DATA LINES -
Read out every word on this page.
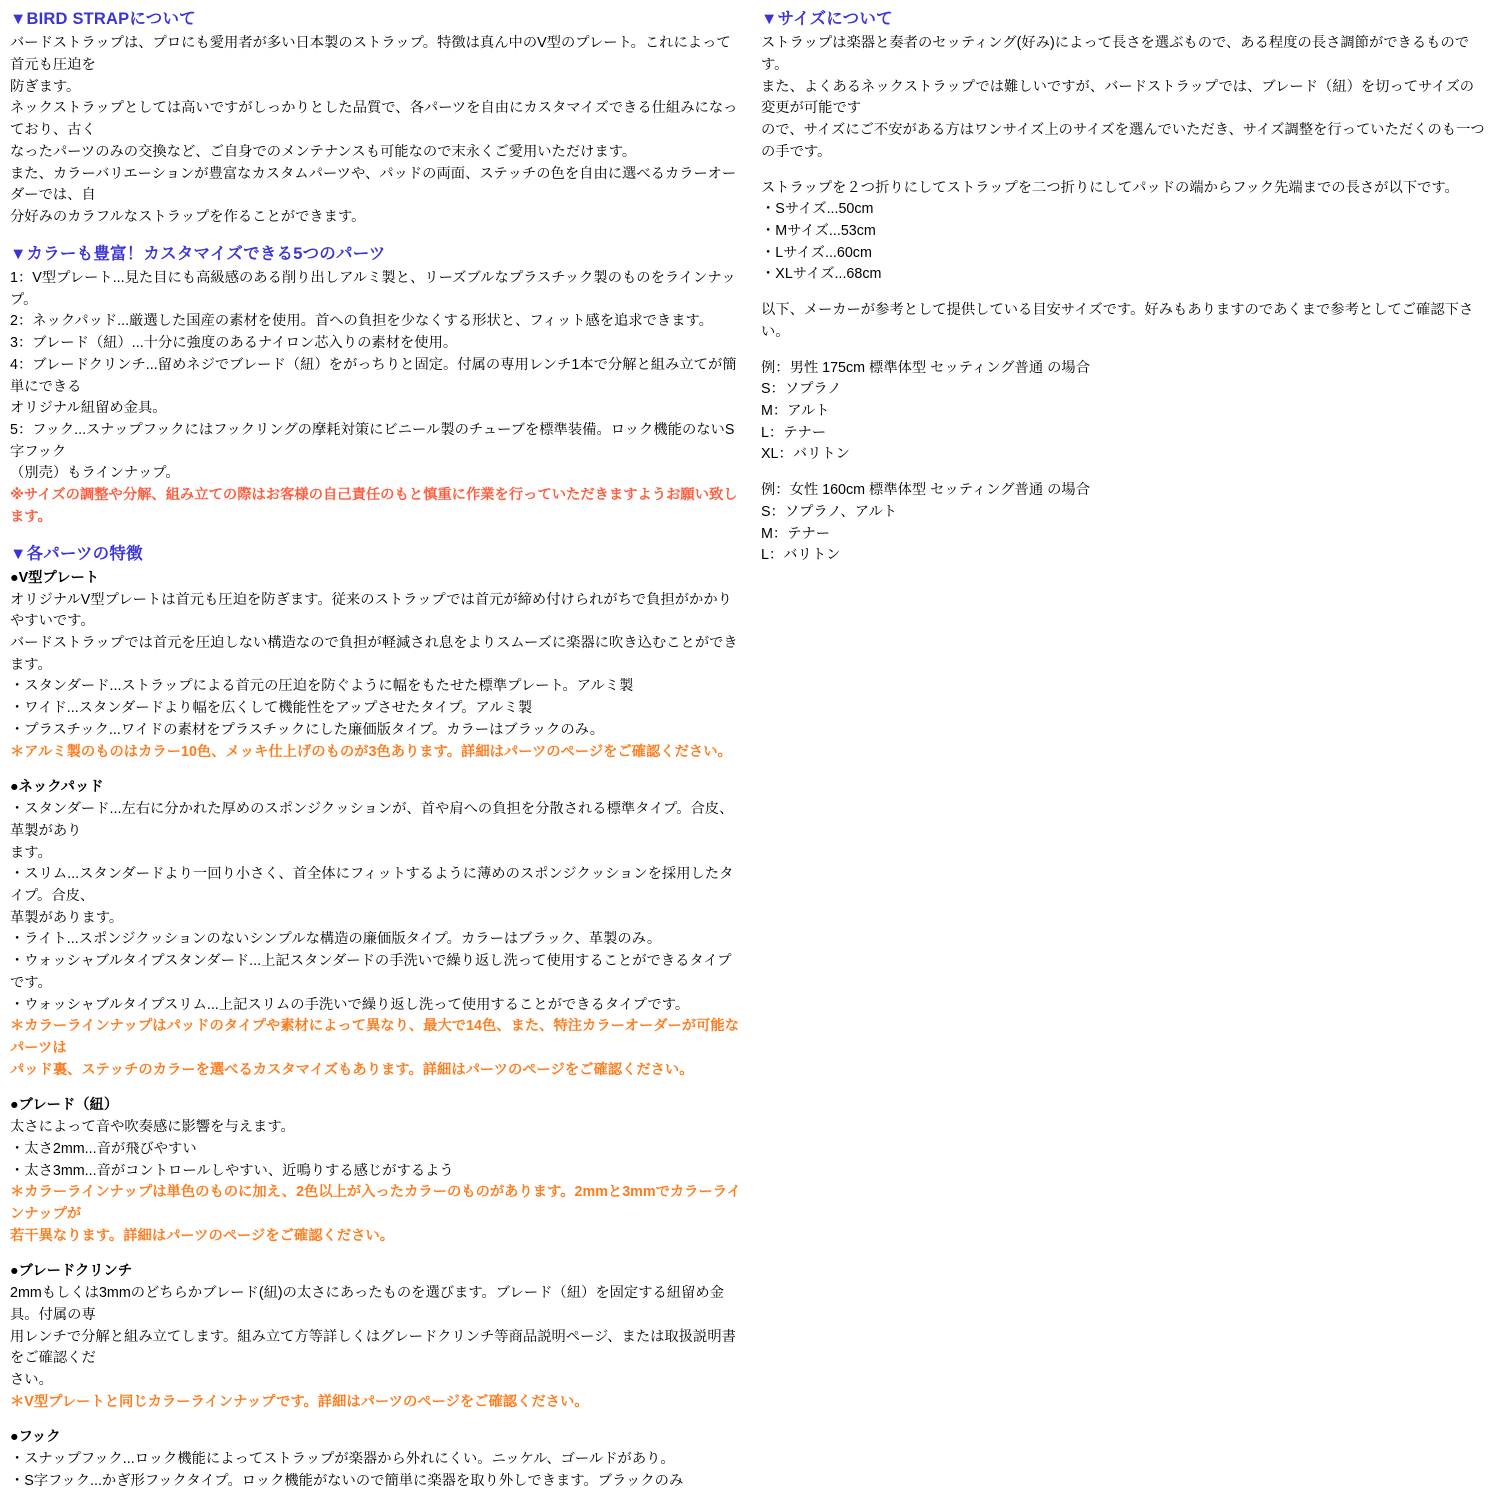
▼BIRD STRAPについて

バードストラップは、プロにも愛用者が多い日本製のストラップ。特徴は真ん中のV型のプレート。これによって首元も圧迫を

防ぎます。

ネックストラップとしては高いですがしっかりとした品質で、各パーツを自由にカスタマイズできる仕組みになっており、古く

なったパーツのみの交換など、ご自身でのメンテナンスも可能なので末永くご愛用いただけます。

また、カラーバリエーションが豊富なカスタムパーツや、パッドの両面、ステッチの色を自由に選べるカラーオーダーでは、自

分好みのカラフルなストラップを作ることができます。

▼カラーも豊富！カスタマイズできる5つのパーツ

1：V型プレート...見た目にも高級感のある削り出しアルミ製と、リーズブルなプラスチック製のものをラインナップ。

2：ネックパッド...厳選した国産の素材を使用。首への負担を少なくする形状と、フィット感を追求できます。

3：ブレード（紐）...十分に強度のあるナイロン芯入りの素材を使用。

4：ブレードクリンチ...留めネジでブレード（紐）をがっちりと固定。付属の専用レンチ1本で分解と組み立てが簡単にできる

オリジナル紐留め金具。

5：フック...スナップフックにはフックリングの摩耗対策にビニール製のチューブを標準装備。ロック機能のないS字フック

（別売）もラインナップ。

※サイズの調整や分解、組み立ての際はお客様の自己責任のもと慎重に作業を行っていただきますようお願い致します。

▼各パーツの特徴

●V型プレート

オリジナルV型プレートは首元も圧迫を防ぎます。従来のストラップでは首元が締め付けられがちで負担がかかりやすいです。

バードストラップでは首元を圧迫しない構造なので負担が軽減され息をよりスムーズに楽器に吹き込むことができます。

・スタンダード...ストラップによる首元の圧迫を防ぐように幅をもたせた標準プレート。アルミ製

・ワイド...スタンダードより幅を広くして機能性をアップさせたタイプ。アルミ製

・プラスチック...ワイドの素材をプラスチックにした廉価版タイプ。カラーはブラックのみ。

＊アルミ製のものはカラー10色、メッキ仕上げのものが3色あります。詳細はパーツのページをご確認ください。

●ネックパッド

・スタンダード...左右に分かれた厚めのスポンジクッションが、首や肩への負担を分散される標準タイプ。合皮、革製があり

ます。

・スリム...スタンダードより一回り小さく、首全体にフィットするように薄めのスポンジクッションを採用したタイプ。合皮、

革製があります。

・ライト...スポンジクッションのないシンプルな構造の廉価版タイプ。カラーはブラック、革製のみ。

・ウォッシャブルタイプスタンダード...上記スタンダードの手洗いで繰り返し洗って使用することができるタイプです。

・ウォッシャブルタイプスリム...上記スリムの手洗いで繰り返し洗って使用することができるタイプです。

＊カラーラインナップはパッドのタイプや素材によって異なり、最大で14色、また、特注カラーオーダーが可能なパーツは

パッド裏、ステッチのカラーを選べるカスタマイズもあります。詳細はパーツのページをご確認ください。

●ブレード（紐）

太さによって音や吹奏感に影響を与えます。

・太さ2mm...音が飛びやすい

・太さ3mm...音がコントロールしやすい、近鳴りする感じがするよう

＊カラーラインナップは単色のものに加え、2色以上が入ったカラーのものがあります。2mmと3mmでカラーラインナップが

若干異なります。詳細はパーツのページをご確認ください。

●ブレードクリンチ

2mmもしくは3mmのどちらかブレード(紐)の太さにあったものを選びます。ブレード（紐）を固定する紐留め金具。付属の専

用レンチで分解と組み立てします。組み立て方等詳しくはグレードクリンチ等商品説明ページ、または取扱説明書をご確認くだ

さい。

＊V型プレートと同じカラーラインナップです。詳細はパーツのページをご確認ください。

●フック

・スナップフック...ロック機能によってストラップが楽器から外れにくい。ニッケル、ゴールドがあり。

・S字フック...かぎ形フックタイプ。ロック機能がないので簡単に楽器を取り外しできます。ブラックのみ

▼サイズについて

ストラップは楽器と奏者のセッティング(好み)によって長さを選ぶもので、ある程度の長さ調節ができるものです。

また、よくあるネックストラップでは難しいですが、バードストラップでは、ブレード（紐）を切ってサイズの変更が可能です

ので、サイズにご不安がある方はワンサイズ上のサイズを選んでいただき、サイズ調整を行っていただくのも一つの手です。

ストラップを２つ折りにしてストラップを二つ折りにしてパッドの端からフック先端までの長さが以下です。

・Sサイズ...50cm

・Mサイズ...53cm

・Lサイズ...60cm

・XLサイズ...68cm

以下、メーカーが参考として提供している目安サイズです。好みもありますのであくまで参考としてご確認下さい。

例：男性 175cm 標準体型 セッティング普通 の場合

S：ソプラノ

M：アルト

L：テナー

XL：バリトン

例：女性 160cm 標準体型 セッティング普通 の場合

S：ソプラノ、アルト

M：テナー

L：バリトン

GOAL - Reproduce every line exactly and omit all pictures.

ANSWER TO THE PROBLEM -
Read out every word on this page.
▼BIRD STRAPについて

バードストラップは、プロにも愛用者が多い日本製のストラップ。特徴は真ん中のV型のプレート。これによって首元も圧迫を

防ぎます。

ネックストラップとしては高いですがしっかりとした品質で、各パーツを自由にカスタマイズできる仕組みになっており、古く

なったパーツのみの交換など、ご自身でのメンテナンスも可能なので末永くご愛用いただけます。

また、カラーバリエーションが豊富なカスタムパーツや、パッドの両面、ステッチの色を自由に選べるカラーオーダーでは、自

分好みのカラフルなストラップを作ることができます。

▼カラーも豊富！カスタマイズできる5つのパーツ

1：V型プレート...見た目にも高級感のある削り出しアルミ製と、リーズブルなプラスチック製のものをラインナップ。

2：ネックパッド...厳選した国産の素材を使用。首への負担を少なくする形状と、フィット感を追求できます。

3：ブレード（紐）...十分に強度のあるナイロン芯入りの素材を使用。

4：ブレードクリンチ...留めネジでブレード（紐）をがっちりと固定。付属の専用レンチ1本で分解と組み立てが簡単にできる

オリジナル紐留め金具。

5：フック...スナップフックにはフックリングの摩耗対策にビニール製のチューブを標準装備。ロック機能のないS字フック

（別売）もラインナップ。

※サイズの調整や分解、組み立ての際はお客様の自己責任のもと慎重に作業を行っていただきますようお願い致します。

▼各パーツの特徴

●V型プレート

オリジナルV型プレートは首元も圧迫を防ぎます。従来のストラップでは首元が締め付けられがちで負担がかかりやすいです。

バードストラップでは首元を圧迫しない構造なので負担が軽減され息をよりスムーズに楽器に吹き込むことができます。

・スタンダード...ストラップによる首元の圧迫を防ぐように幅をもたせた標準プレート。アルミ製

・ワイド...スタンダードより幅を広くして機能性をアップさせたタイプ。アルミ製

・プラスチック...ワイドの素材をプラスチックにした廉価版タイプ。カラーはブラックのみ。

＊アルミ製のものはカラー10色、メッキ仕上げのものが3色あります。詳細はパーツのページをご確認ください。

●ネックパッド

・スタンダード...左右に分かれた厚めのスポンジクッションが、首や肩への負担を分散される標準タイプ。合皮、革製があり

ます。

・スリム...スタンダードより一回り小さく、首全体にフィットするように薄めのスポンジクッションを採用したタイプ。合皮、

革製があります。

・ライト...スポンジクッションのないシンプルな構造の廉価版タイプ。カラーはブラック、革製のみ。

・ウォッシャブルタイプスタンダード...上記スタンダードの手洗いで繰り返し洗って使用することができるタイプです。

・ウォッシャブルタイプスリム...上記スリムの手洗いで繰り返し洗って使用することができるタイプです。

＊カラーラインナップはパッドのタイプや素材によって異なり、最大で14色、また、特注カラーオーダーが可能なパーツは

パッド裏、ステッチのカラーを選べるカスタマイズもあります。詳細はパーツのページをご確認ください。

●ブレード（紐）

太さによって音や吹奏感に影響を与えます。

・太さ2mm...音が飛びやすい

・太さ3mm...音がコントロールしやすい、近鳴りする感じがするよう

＊カラーラインナップは単色のものに加え、2色以上が入ったカラーのものがあります。2mmと3mmでカラーラインナップが

若干異なります。詳細はパーツのページをご確認ください。

●ブレードクリンチ

2mmもしくは3mmのどちらかブレード(紐)の太さにあったものを選びます。ブレード（紐）を固定する紐留め金具。付属の専

用レンチで分解と組み立てします。組み立て方等詳しくはグレードクリンチ等商品説明ページ、または取扱説明書をご確認くだ

さい。

＊V型プレートと同じカラーラインナップです。詳細はパーツのページをご確認ください。

●フック

・スナップフック...ロック機能によってストラップが楽器から外れにくい。ニッケル、ゴールドがあり。

・S字フック...かぎ形フックタイプ。ロック機能がないので簡単に楽器を取り外しできます。ブラックのみ

▼サイズについて

ストラップは楽器と奏者のセッティング(好み)によって長さを選ぶもので、ある程度の長さ調節ができるものです。

また、よくあるネックストラップでは難しいですが、バードストラップでは、ブレード（紐）を切ってサイズの変更が可能です

ので、サイズにご不安がある方はワンサイズ上のサイズを選んでいただき、サイズ調整を行っていただくのも一つの手です。

ストラップを２つ折りにしてストラップを二つ折りにしてパッドの端からフック先端までの長さが以下です。

・Sサイズ...50cm

・Mサイズ...53cm

・Lサイズ...60cm

・XLサイズ...68cm

以下、メーカーが参考として提供している目安サイズです。好みもありますのであくまで参考としてご確認下さい。

例：男性 175cm 標準体型 セッティング普通 の場合

S：ソプラノ

M：アルト

L：テナー

XL：バリトン

例：女性 160cm 標準体型 セッティング普通 の場合

S：ソプラノ、アルト

M：テナー

L：バリトン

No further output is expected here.